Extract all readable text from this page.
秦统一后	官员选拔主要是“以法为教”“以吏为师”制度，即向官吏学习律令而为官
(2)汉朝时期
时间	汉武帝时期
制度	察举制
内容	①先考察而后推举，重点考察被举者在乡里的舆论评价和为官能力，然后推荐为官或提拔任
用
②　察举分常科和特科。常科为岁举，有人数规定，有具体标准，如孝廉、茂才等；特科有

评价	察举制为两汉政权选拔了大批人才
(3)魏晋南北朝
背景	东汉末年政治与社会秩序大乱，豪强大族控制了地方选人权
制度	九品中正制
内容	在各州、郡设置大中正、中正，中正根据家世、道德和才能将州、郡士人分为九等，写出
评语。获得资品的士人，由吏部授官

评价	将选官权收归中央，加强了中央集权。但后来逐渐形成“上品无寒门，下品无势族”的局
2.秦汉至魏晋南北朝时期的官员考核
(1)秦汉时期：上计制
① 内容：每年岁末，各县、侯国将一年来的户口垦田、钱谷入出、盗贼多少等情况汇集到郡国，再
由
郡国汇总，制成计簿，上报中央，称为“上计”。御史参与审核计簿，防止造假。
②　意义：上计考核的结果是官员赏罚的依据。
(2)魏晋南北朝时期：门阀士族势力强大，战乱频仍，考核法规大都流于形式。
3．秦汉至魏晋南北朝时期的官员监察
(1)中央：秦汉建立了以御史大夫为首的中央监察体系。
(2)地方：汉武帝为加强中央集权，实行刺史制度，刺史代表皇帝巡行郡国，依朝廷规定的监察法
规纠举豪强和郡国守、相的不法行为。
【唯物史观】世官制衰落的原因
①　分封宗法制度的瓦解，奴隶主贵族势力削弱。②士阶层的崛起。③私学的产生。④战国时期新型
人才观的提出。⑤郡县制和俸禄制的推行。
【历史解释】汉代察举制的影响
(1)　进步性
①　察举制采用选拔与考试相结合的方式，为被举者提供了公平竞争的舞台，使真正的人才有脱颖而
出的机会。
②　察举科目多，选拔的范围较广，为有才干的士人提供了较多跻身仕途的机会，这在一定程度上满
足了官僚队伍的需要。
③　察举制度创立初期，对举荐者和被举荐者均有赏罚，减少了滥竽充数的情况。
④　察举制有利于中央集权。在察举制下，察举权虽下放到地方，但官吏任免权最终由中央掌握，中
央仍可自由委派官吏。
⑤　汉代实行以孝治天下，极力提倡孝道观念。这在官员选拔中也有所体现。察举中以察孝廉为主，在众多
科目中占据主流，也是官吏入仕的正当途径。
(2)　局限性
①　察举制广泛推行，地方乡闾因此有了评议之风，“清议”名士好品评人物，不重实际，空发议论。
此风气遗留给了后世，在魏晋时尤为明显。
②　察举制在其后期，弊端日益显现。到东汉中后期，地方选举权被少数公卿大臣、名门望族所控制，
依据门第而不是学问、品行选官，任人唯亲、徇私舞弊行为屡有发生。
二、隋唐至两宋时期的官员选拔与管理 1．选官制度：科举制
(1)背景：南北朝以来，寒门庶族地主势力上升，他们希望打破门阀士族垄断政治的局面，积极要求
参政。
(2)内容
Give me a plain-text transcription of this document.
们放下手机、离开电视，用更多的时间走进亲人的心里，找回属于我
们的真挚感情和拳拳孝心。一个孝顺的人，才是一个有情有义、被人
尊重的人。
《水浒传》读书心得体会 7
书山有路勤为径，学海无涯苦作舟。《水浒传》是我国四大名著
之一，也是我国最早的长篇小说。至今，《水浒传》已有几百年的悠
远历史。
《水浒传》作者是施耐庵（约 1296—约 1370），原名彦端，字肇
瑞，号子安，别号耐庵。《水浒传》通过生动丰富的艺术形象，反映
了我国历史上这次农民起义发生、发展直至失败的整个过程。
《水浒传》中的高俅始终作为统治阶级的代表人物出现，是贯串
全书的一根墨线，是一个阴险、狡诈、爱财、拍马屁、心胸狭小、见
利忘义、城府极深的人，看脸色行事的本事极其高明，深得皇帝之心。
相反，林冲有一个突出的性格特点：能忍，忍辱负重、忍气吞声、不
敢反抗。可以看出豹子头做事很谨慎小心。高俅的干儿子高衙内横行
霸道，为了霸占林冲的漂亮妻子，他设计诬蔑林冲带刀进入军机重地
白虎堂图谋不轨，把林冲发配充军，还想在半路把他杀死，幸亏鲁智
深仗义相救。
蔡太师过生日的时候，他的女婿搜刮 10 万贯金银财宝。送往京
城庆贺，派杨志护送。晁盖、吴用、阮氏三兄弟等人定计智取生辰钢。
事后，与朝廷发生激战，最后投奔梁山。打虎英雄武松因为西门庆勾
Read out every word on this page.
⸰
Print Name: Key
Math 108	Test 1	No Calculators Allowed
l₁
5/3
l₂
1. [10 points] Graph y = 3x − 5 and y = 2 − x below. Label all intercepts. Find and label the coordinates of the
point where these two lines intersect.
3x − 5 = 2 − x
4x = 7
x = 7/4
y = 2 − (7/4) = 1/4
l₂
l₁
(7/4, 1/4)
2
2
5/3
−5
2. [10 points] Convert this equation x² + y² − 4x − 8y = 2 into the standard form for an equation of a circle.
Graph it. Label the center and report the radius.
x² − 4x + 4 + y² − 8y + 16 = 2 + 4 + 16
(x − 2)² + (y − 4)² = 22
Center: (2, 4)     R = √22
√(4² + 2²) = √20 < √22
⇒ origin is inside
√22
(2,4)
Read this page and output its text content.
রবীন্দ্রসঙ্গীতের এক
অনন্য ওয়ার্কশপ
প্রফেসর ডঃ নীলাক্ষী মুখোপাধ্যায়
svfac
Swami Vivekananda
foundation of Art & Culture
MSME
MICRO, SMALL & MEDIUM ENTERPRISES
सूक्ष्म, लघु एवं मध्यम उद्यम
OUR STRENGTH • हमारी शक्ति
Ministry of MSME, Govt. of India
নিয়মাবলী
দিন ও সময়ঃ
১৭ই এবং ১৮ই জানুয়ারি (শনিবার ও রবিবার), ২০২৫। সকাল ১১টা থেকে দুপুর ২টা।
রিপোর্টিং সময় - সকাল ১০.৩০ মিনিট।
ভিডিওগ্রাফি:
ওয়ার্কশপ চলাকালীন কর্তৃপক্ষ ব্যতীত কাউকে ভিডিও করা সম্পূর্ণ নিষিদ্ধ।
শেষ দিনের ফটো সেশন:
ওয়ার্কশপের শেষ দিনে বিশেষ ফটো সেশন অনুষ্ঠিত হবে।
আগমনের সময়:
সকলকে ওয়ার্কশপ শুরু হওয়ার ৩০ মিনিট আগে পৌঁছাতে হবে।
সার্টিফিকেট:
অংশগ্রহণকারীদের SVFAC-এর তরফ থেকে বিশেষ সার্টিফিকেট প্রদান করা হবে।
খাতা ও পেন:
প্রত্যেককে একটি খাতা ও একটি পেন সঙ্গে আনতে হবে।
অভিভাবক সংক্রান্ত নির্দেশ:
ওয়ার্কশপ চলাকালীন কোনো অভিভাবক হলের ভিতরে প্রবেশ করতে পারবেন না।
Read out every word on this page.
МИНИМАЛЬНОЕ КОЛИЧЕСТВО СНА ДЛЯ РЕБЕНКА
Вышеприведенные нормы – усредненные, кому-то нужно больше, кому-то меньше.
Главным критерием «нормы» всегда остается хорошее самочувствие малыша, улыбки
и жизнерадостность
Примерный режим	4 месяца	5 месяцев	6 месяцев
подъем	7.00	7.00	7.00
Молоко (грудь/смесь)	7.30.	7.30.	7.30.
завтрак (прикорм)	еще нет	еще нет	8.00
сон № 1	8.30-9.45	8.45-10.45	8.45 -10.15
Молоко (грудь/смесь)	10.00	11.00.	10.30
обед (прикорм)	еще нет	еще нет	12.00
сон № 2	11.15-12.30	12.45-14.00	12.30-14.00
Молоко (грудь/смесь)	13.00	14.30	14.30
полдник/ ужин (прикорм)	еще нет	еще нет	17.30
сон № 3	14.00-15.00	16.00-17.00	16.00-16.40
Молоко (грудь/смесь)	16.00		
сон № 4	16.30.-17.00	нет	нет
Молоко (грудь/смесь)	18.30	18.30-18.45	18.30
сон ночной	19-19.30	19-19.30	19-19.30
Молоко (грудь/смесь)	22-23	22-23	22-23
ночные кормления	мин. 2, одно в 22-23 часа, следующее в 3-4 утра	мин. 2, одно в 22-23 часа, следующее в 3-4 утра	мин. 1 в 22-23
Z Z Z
◇ ◇ ◇
» Set problem
Isolate the lines above that contain the word "нормы" and copy them.

» Exercise solution
Вышеприведенные нормы – усредненные, кому-то нужно больше, кому-то меньше.
Главным критерием «нормы» всегда остается хорошее самочувствие малыша, улыбки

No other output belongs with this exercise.